▶ **Exercise instructions**
Which lines in the material below contain the word "اجنبي"? Copy each of them.

#####

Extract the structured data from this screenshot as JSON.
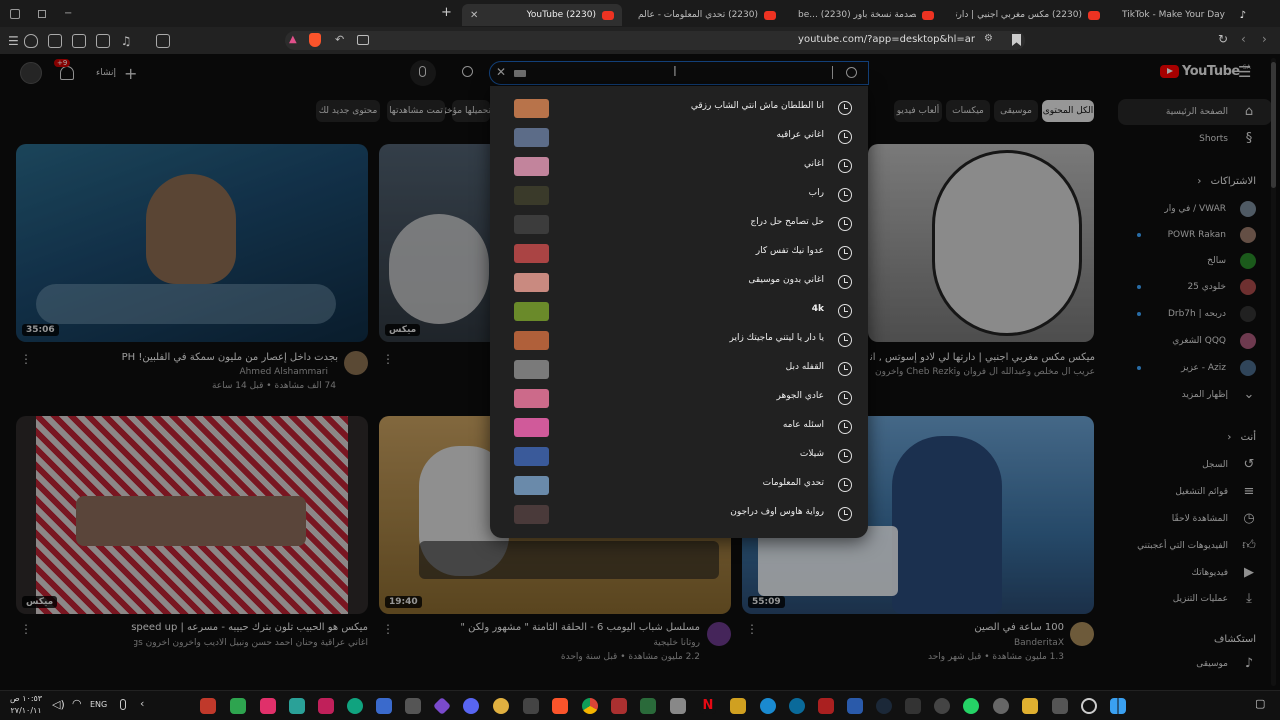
{
  "browser": {
    "tabs": [
      {
        "label": "TikTok - Make Your Day"
      },
      {
        "label": "(2230) مكس مغربي اجنبي | دارتها لي ل..."
      },
      {
        "label": "be... (2230) برنامج الصدمة نسخة باور ! -"
      },
      {
        "label": "(2230) تحدي المعلومات - عالم الصحافة"
      },
      {
        "label": "(2230) YouTube"
      }
    ],
    "url": "youtube.com/?app=desktop&hl=ar"
  },
  "header": {
    "logo_text": "YouTube",
    "country": "SA",
    "create_label": "إنشاء",
    "notif_count": "+9"
  },
  "search": {
    "query": "",
    "suggestions": [
      {
        "text": "انا الطلطان ماش انتي الشاب رزقي",
        "thumb": "#b8734a"
      },
      {
        "text": "اغاني عراقيه",
        "thumb": "#5c6c88"
      },
      {
        "text": "اغاني",
        "thumb": "#c2849c"
      },
      {
        "text": "راب",
        "thumb": "#3a3a2a"
      },
      {
        "text": "حل تصامح حل دراج",
        "thumb": "#3c3c3c"
      },
      {
        "text": "عدوا نيك تفس كار",
        "thumb": "#a44"
      },
      {
        "text": "اغاني بدون موسيقى",
        "thumb": "#c98a80"
      },
      {
        "text": "4k",
        "thumb": "#6a8a2a"
      },
      {
        "text": "يا دار يا ليتني ماجيتك زاير",
        "thumb": "#b0603a"
      },
      {
        "text": "القفله دبل",
        "thumb": "#7a7a7a"
      },
      {
        "text": "عادي الجوهر",
        "thumb": "#cc6a8a"
      },
      {
        "text": "اسئله عامه",
        "thumb": "#d05a9a"
      },
      {
        "text": "شيلات",
        "thumb": "#3a5a9a"
      },
      {
        "text": "تحدي المعلومات",
        "thumb": "#6a8aaa"
      },
      {
        "text": "رواية هاوس اوف دراجون",
        "thumb": "#4a3a3a"
      }
    ]
  },
  "chips": [
    {
      "label": "الكل المحتوى",
      "selected": true
    },
    {
      "label": "موسيقى"
    },
    {
      "label": "ميكسات"
    },
    {
      "label": "ألعاب فيديو"
    },
    {
      "label": "تم تحميلها مؤخرًا"
    },
    {
      "label": "تمت مشاهدتها"
    },
    {
      "label": "محتوى جديد لك"
    }
  ],
  "videos": [
    {
      "title": "بجدت داخل إعصار من مليون سمكة في الفلبين! PH",
      "channel": "Ahmed Alshammari",
      "meta": "74 ألف مشاهدة • قبل 14 ساعة",
      "duration": "35:06"
    },
    {
      "title": "ميكس مكس مغربي اجنبي | دارتها لي لادو إسوتس , انا الطلطان م...",
      "channel": "",
      "meta": "عريب آل مخلص وعبدالله آل فروان وCheb Rezki وآخرون",
      "duration": "ميكس"
    },
    {
      "title": "ميكس هو الحبيب تلون بترك حبيبه - مسرعه | speed up",
      "channel": "",
      "meta": "اغاني عراقية وحنان أحمد حسن ونبيل الأديب وآخرون آخرون Iraqi Songs -",
      "duration": "ميكس"
    },
    {
      "title": "مسلسل شباب اليومب 6 - الحلقة الثامنة \" مشهور ولكن \"",
      "channel": "روتانا خليجية",
      "meta": "2.2 مليون مشاهدة • قبل سنة واحدة",
      "duration": "19:40"
    },
    {
      "title": "100 ساعة في الصين",
      "channel": "BanderitaX",
      "meta": "1.3 مليون مشاهدة • قبل شهر واحد",
      "duration": "55:09"
    }
  ],
  "sidebar": {
    "home": "الصفحة الرئيسية",
    "shorts": "Shorts",
    "subs_header": "الاشتراكات",
    "subs": [
      {
        "label": "في وار / VWAR",
        "color": "#7a8a9a"
      },
      {
        "label": "POWR Rakan",
        "color": "#9a7a6a",
        "dot": true
      },
      {
        "label": "سالخ",
        "color": "#2a8a2a"
      },
      {
        "label": "خلودي 25",
        "color": "#aa4a4a",
        "dot": true
      },
      {
        "label": "Drb7h | دربحه",
        "color": "#333",
        "dot": true
      },
      {
        "label": "الشغري QQQ",
        "color": "#aa5a7a"
      },
      {
        "label": "عزيز - Aziz",
        "color": "#4a6a8a",
        "dot": true
      }
    ],
    "show_more": "إظهار المزيد",
    "you_header": "أنت",
    "you_items": [
      {
        "label": "السجل",
        "icon": "history-icon"
      },
      {
        "label": "قوائم التشغيل",
        "icon": "playlist-icon"
      },
      {
        "label": "المشاهدة لاحقًا",
        "icon": "clock-icon"
      },
      {
        "label": "الفيديوهات التي أعجبتني",
        "icon": "like-icon"
      },
      {
        "label": "فيديوهاتك",
        "icon": "video-icon"
      },
      {
        "label": "عمليات التنزيل",
        "icon": "download-icon"
      }
    ],
    "explore_header": "استكشاف",
    "explore_items": [
      {
        "label": "موسيقى",
        "icon": "music-icon"
      }
    ]
  },
  "taskbar": {
    "lang": "ENG",
    "time": "١٠:٥٣ ص",
    "date": "٢٧/١٠/١١"
  }
}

#####

▶ **Task answer**
        "label": "(2230) مكس مغربي اجنبي | دارتها لي ل..."
      "title": "ميكس مكس مغربي اجنبي | دارتها لي لادو إسوتس , انا الطلطان م...",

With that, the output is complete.